Pull every line containing "automatique" from the entries.

**Material provided:**

--

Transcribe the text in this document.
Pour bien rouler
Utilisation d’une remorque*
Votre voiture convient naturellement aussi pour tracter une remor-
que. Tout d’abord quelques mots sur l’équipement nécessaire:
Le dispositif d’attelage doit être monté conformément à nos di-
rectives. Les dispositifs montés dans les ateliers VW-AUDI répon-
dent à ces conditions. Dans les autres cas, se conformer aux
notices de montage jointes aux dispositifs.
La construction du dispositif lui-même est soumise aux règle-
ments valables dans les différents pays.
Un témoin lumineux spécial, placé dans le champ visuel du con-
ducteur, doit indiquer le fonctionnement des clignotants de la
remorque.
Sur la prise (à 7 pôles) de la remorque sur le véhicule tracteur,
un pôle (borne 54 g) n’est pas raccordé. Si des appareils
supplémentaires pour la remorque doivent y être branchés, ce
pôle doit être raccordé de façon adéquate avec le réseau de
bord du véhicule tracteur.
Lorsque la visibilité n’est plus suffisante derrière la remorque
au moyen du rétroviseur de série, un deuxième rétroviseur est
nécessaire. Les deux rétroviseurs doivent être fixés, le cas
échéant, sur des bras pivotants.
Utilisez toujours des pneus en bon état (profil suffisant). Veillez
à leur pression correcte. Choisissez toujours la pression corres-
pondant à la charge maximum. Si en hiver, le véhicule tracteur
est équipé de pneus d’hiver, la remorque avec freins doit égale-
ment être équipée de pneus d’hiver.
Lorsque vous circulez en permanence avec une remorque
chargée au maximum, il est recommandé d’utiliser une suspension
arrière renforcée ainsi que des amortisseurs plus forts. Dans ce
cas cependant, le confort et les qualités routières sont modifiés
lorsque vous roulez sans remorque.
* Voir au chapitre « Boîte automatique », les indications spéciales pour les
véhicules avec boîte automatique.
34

--

**Response to this exercise:**
* Voir au chapitre « Boîte automatique », les indications spéciales pour les
véhicules avec boîte automatique.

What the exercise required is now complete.